-------- DATASET ROWS --------

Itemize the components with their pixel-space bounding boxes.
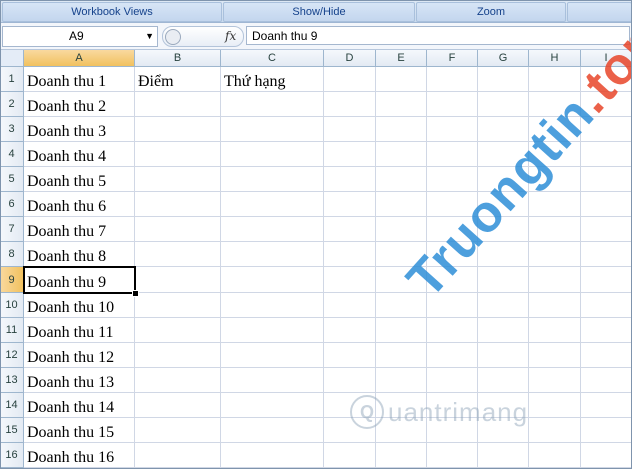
ribbon-group-workbook-views[interactable]: Workbook Views [2,2,222,22]
cell-a6[interactable]: Doanh thu 6 [24,192,165,217]
row-header-6[interactable]: 6 [0,192,24,217]
cell-b1[interactable]: Điểm [135,67,174,92]
cell-a3[interactable]: Doanh thu 3 [24,117,165,142]
row-header-4[interactable]: 4 [0,142,24,167]
select-all-corner[interactable] [0,50,24,67]
formula-bar: A9 ▼ fx Doanh thu 9 [0,23,632,50]
row-header-10[interactable]: 10 [0,293,24,318]
row-header-7[interactable]: 7 [0,217,24,242]
column-header-h[interactable]: H [529,50,581,67]
cell-a8[interactable]: Doanh thu 8 [24,242,165,267]
row-header-12[interactable]: 12 [0,343,24,368]
fill-handle[interactable] [132,290,139,297]
row-header-1[interactable]: 1 [0,67,24,92]
cell-a15[interactable]: Doanh thu 15 [24,418,165,443]
column-header-d[interactable]: D [324,50,376,67]
cell-a12[interactable]: Doanh thu 12 [24,343,165,368]
name-box[interactable]: A9 ▼ [2,26,158,47]
column-header-c[interactable]: C [221,50,324,67]
row-header-5[interactable]: 5 [0,167,24,192]
cell-a7[interactable]: Doanh thu 7 [24,217,165,242]
column-header-b[interactable]: B [135,50,221,67]
row-header-13[interactable]: 13 [0,368,24,393]
ribbon-group-show-hide[interactable]: Show/Hide [223,2,415,22]
cell-a14[interactable]: Doanh thu 14 [24,393,165,418]
insert-function-icon[interactable]: fx [225,27,236,46]
cell-a16[interactable]: Doanh thu 16 [24,443,165,468]
row-header-2[interactable]: 2 [0,92,24,117]
cell-a10[interactable]: Doanh thu 10 [24,293,165,318]
grid-line-vertical [220,67,221,469]
column-header-f[interactable]: F [427,50,478,67]
ribbon-group-bar: Workbook Views Show/Hide Zoom [0,0,632,23]
name-box-value: A9 [69,29,84,43]
cell-a11[interactable]: Doanh thu 11 [24,318,165,343]
ribbon-group-zoom[interactable]: Zoom [416,2,566,22]
row-header-15[interactable]: 15 [0,418,24,443]
formula-tools: fx [162,26,244,47]
column-header-g[interactable]: G [478,50,529,67]
row-header-11[interactable]: 11 [0,318,24,343]
cell-a5[interactable]: Doanh thu 5 [24,167,165,192]
quantrimang-logo-icon: Q [350,395,384,429]
row-header-16[interactable]: 16 [0,443,24,468]
active-cell-outline [23,266,136,294]
quantrimang-watermark: Q uantrimang [350,392,528,432]
chevron-down-icon[interactable]: ▼ [145,27,154,46]
cell-a4[interactable]: Doanh thu 4 [24,142,165,167]
formula-input[interactable]: Doanh thu 9 [246,26,630,45]
cell-c1[interactable]: Thứ hạng [221,67,286,92]
row-header-3[interactable]: 3 [0,117,24,142]
row-header-9[interactable]: 9 [0,267,24,293]
expand-circle-icon[interactable] [165,29,181,45]
column-header-e[interactable]: E [376,50,427,67]
column-header-a[interactable]: A [24,50,135,67]
cell-a13[interactable]: Doanh thu 13 [24,368,165,393]
grid-line-vertical [323,67,324,469]
cell-a2[interactable]: Doanh thu 2 [24,92,165,117]
row-header-14[interactable]: 14 [0,393,24,418]
row-header-8[interactable]: 8 [0,242,24,267]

--------

- [EXERCISE INSTRUCTIONS]: Reproduce every line above word for word, leaving out the picture.

- [RESPONSE TO THIS EXERCISE]:
Itemize the components with their pixel-space bounding boxes.
ribbon-group-workbook-views[interactable]: Workbook Views [2,2,222,22]
cell-a6[interactable]: Doanh thu 6 [24,192,165,217]
row-header-6[interactable]: 6 [0,192,24,217]
cell-b1[interactable]: Điểm [135,67,174,92]
cell-a3[interactable]: Doanh thu 3 [24,117,165,142]
row-header-4[interactable]: 4 [0,142,24,167]
select-all-corner[interactable] [0,50,24,67]
formula-bar: A9 ▼ fx Doanh thu 9 [0,23,632,50]
row-header-10[interactable]: 10 [0,293,24,318]
row-header-7[interactable]: 7 [0,217,24,242]
column-header-h[interactable]: H [529,50,581,67]
cell-a8[interactable]: Doanh thu 8 [24,242,165,267]
row-header-12[interactable]: 12 [0,343,24,368]
fill-handle[interactable] [132,290,139,297]
row-header-1[interactable]: 1 [0,67,24,92]
cell-a15[interactable]: Doanh thu 15 [24,418,165,443]
column-header-d[interactable]: D [324,50,376,67]
cell-a12[interactable]: Doanh thu 12 [24,343,165,368]
name-box[interactable]: A9 ▼ [2,26,158,47]
column-header-c[interactable]: C [221,50,324,67]
row-header-5[interactable]: 5 [0,167,24,192]
cell-a7[interactable]: Doanh thu 7 [24,217,165,242]
column-header-b[interactable]: B [135,50,221,67]
row-header-13[interactable]: 13 [0,368,24,393]
ribbon-group-show-hide[interactable]: Show/Hide [223,2,415,22]
cell-a14[interactable]: Doanh thu 14 [24,393,165,418]
insert-function-icon[interactable]: fx [225,27,236,46]
cell-a16[interactable]: Doanh thu 16 [24,443,165,468]
row-header-2[interactable]: 2 [0,92,24,117]
cell-a10[interactable]: Doanh thu 10 [24,293,165,318]
grid-line-vertical [220,67,221,469]
column-header-f[interactable]: F [427,50,478,67]
ribbon-group-bar: Workbook Views Show/Hide Zoom [0,0,632,23]
name-box-value: A9 [69,29,84,43]
cell-a11[interactable]: Doanh thu 11 [24,318,165,343]
ribbon-group-zoom[interactable]: Zoom [416,2,566,22]
row-header-15[interactable]: 15 [0,418,24,443]
formula-tools: fx [162,26,244,47]
column-header-g[interactable]: G [478,50,529,67]
row-header-11[interactable]: 11 [0,318,24,343]
cell-a5[interactable]: Doanh thu 5 [24,167,165,192]
quantrimang-logo-icon: Q [350,395,384,429]
row-header-16[interactable]: 16 [0,443,24,468]
active-cell-outline [23,266,136,294]
quantrimang-watermark: Q uantrimang [350,392,528,432]
chevron-down-icon[interactable]: ▼ [145,27,154,46]
cell-a4[interactable]: Doanh thu 4 [24,142,165,167]
formula-input[interactable]: Doanh thu 9 [246,26,630,45]
cell-c1[interactable]: Thứ hạng [221,67,286,92]
row-header-3[interactable]: 3 [0,117,24,142]
row-header-9[interactable]: 9 [0,267,24,293]
expand-circle-icon[interactable] [165,29,181,45]
column-header-e[interactable]: E [376,50,427,67]
column-header-a[interactable]: A [24,50,135,67]
cell-a13[interactable]: Doanh thu 13 [24,368,165,393]
grid-line-vertical [323,67,324,469]
cell-a2[interactable]: Doanh thu 2 [24,92,165,117]
row-header-14[interactable]: 14 [0,393,24,418]
row-header-8[interactable]: 8 [0,242,24,267]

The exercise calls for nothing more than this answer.